Dataset listings of figures:
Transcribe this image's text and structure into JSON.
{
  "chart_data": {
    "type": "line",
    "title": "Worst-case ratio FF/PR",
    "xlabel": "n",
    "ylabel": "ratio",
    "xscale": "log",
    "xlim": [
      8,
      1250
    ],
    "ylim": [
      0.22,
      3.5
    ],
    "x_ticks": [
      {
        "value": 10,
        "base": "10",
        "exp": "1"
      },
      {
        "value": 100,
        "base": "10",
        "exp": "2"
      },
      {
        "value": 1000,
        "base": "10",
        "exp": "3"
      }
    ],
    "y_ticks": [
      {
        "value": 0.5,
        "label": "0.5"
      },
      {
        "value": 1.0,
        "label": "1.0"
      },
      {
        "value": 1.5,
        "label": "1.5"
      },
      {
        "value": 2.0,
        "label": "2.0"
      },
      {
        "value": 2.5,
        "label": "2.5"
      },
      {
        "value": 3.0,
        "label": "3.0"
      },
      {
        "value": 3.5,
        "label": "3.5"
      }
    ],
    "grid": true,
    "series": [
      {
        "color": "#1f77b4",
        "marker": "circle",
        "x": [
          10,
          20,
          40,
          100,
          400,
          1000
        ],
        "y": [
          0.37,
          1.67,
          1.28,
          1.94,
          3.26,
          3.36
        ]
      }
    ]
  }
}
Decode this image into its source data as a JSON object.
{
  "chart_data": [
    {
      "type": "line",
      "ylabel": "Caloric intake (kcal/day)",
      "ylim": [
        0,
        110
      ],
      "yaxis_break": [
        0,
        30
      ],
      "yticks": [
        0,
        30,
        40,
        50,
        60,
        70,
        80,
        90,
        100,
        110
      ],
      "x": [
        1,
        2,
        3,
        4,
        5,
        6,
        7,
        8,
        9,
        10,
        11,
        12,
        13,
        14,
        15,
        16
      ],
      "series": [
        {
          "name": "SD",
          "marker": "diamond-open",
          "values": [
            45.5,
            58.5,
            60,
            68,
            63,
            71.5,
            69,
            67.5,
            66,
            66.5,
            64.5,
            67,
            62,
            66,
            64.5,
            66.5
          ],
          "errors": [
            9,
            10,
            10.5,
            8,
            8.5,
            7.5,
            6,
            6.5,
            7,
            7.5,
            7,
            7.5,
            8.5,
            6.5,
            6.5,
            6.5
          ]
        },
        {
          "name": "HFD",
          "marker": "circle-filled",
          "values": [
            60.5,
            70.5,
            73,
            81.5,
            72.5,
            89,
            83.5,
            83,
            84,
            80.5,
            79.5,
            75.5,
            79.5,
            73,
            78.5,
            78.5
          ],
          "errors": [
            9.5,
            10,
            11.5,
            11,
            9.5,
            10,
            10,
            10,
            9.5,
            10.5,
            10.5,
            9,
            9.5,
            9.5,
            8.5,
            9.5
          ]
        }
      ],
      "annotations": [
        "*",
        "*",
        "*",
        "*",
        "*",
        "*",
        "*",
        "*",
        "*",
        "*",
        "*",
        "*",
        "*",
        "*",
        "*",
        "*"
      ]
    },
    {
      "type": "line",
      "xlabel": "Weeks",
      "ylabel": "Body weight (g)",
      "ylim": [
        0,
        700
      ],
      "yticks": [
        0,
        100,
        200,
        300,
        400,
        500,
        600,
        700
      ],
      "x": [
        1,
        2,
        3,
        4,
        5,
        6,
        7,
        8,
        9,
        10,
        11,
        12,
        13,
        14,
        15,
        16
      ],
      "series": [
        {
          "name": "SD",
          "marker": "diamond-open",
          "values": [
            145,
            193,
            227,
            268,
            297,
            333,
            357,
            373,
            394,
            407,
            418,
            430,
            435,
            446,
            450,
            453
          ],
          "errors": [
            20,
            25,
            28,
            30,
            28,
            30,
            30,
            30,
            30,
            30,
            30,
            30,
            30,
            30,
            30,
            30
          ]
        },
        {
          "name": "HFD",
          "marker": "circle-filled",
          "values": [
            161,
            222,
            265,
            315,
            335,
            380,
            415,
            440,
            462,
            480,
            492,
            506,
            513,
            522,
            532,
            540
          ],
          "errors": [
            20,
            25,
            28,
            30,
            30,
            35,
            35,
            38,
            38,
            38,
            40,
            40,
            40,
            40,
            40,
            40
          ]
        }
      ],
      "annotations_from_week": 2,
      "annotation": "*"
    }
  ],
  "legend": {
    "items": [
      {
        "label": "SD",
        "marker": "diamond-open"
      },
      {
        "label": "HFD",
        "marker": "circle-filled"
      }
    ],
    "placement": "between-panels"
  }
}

### Written task
Give back the whole listing, word for word.

### Output
Transcribe this image's text and structure into JSON.
{
  "chart_data": {
    "type": "line",
    "title": "Worst-case ratio FF/PR",
    "xlabel": "n",
    "ylabel": "ratio",
    "xscale": "log",
    "xlim": [
      8,
      1250
    ],
    "ylim": [
      0.22,
      3.5
    ],
    "x_ticks": [
      {
        "value": 10,
        "base": "10",
        "exp": "1"
      },
      {
        "value": 100,
        "base": "10",
        "exp": "2"
      },
      {
        "value": 1000,
        "base": "10",
        "exp": "3"
      }
    ],
    "y_ticks": [
      {
        "value": 0.5,
        "label": "0.5"
      },
      {
        "value": 1.0,
        "label": "1.0"
      },
      {
        "value": 1.5,
        "label": "1.5"
      },
      {
        "value": 2.0,
        "label": "2.0"
      },
      {
        "value": 2.5,
        "label": "2.5"
      },
      {
        "value": 3.0,
        "label": "3.0"
      },
      {
        "value": 3.5,
        "label": "3.5"
      }
    ],
    "grid": true,
    "series": [
      {
        "color": "#1f77b4",
        "marker": "circle",
        "x": [
          10,
          20,
          40,
          100,
          400,
          1000
        ],
        "y": [
          0.37,
          1.67,
          1.28,
          1.94,
          3.26,
          3.36
        ]
      }
    ]
  }
}
Decode this image into its source data as a JSON object.
{
  "chart_data": [
    {
      "type": "line",
      "ylabel": "Caloric intake (kcal/day)",
      "ylim": [
        0,
        110
      ],
      "yaxis_break": [
        0,
        30
      ],
      "yticks": [
        0,
        30,
        40,
        50,
        60,
        70,
        80,
        90,
        100,
        110
      ],
      "x": [
        1,
        2,
        3,
        4,
        5,
        6,
        7,
        8,
        9,
        10,
        11,
        12,
        13,
        14,
        15,
        16
      ],
      "series": [
        {
          "name": "SD",
          "marker": "diamond-open",
          "values": [
            45.5,
            58.5,
            60,
            68,
            63,
            71.5,
            69,
            67.5,
            66,
            66.5,
            64.5,
            67,
            62,
            66,
            64.5,
            66.5
          ],
          "errors": [
            9,
            10,
            10.5,
            8,
            8.5,
            7.5,
            6,
            6.5,
            7,
            7.5,
            7,
            7.5,
            8.5,
            6.5,
            6.5,
            6.5
          ]
        },
        {
          "name": "HFD",
          "marker": "circle-filled",
          "values": [
            60.5,
            70.5,
            73,
            81.5,
            72.5,
            89,
            83.5,
            83,
            84,
            80.5,
            79.5,
            75.5,
            79.5,
            73,
            78.5,
            78.5
          ],
          "errors": [
            9.5,
            10,
            11.5,
            11,
            9.5,
            10,
            10,
            10,
            9.5,
            10.5,
            10.5,
            9,
            9.5,
            9.5,
            8.5,
            9.5
          ]
        }
      ],
      "annotations": [
        "*",
        "*",
        "*",
        "*",
        "*",
        "*",
        "*",
        "*",
        "*",
        "*",
        "*",
        "*",
        "*",
        "*",
        "*",
        "*"
      ]
    },
    {
      "type": "line",
      "xlabel": "Weeks",
      "ylabel": "Body weight (g)",
      "ylim": [
        0,
        700
      ],
      "yticks": [
        0,
        100,
        200,
        300,
        400,
        500,
        600,
        700
      ],
      "x": [
        1,
        2,
        3,
        4,
        5,
        6,
        7,
        8,
        9,
        10,
        11,
        12,
        13,
        14,
        15,
        16
      ],
      "series": [
        {
          "name": "SD",
          "marker": "diamond-open",
          "values": [
            145,
            193,
            227,
            268,
            297,
            333,
            357,
            373,
            394,
            407,
            418,
            430,
            435,
            446,
            450,
            453
          ],
          "errors": [
            20,
            25,
            28,
            30,
            28,
            30,
            30,
            30,
            30,
            30,
            30,
            30,
            30,
            30,
            30,
            30
          ]
        },
        {
          "name": "HFD",
          "marker": "circle-filled",
          "values": [
            161,
            222,
            265,
            315,
            335,
            380,
            415,
            440,
            462,
            480,
            492,
            506,
            513,
            522,
            532,
            540
          ],
          "errors": [
            20,
            25,
            28,
            30,
            30,
            35,
            35,
            38,
            38,
            38,
            40,
            40,
            40,
            40,
            40,
            40
          ]
        }
      ],
      "annotations_from_week": 2,
      "annotation": "*"
    }
  ],
  "legend": {
    "items": [
      {
        "label": "SD",
        "marker": "diamond-open"
      },
      {
        "label": "HFD",
        "marker": "circle-filled"
      }
    ],
    "placement": "between-panels"
  }
}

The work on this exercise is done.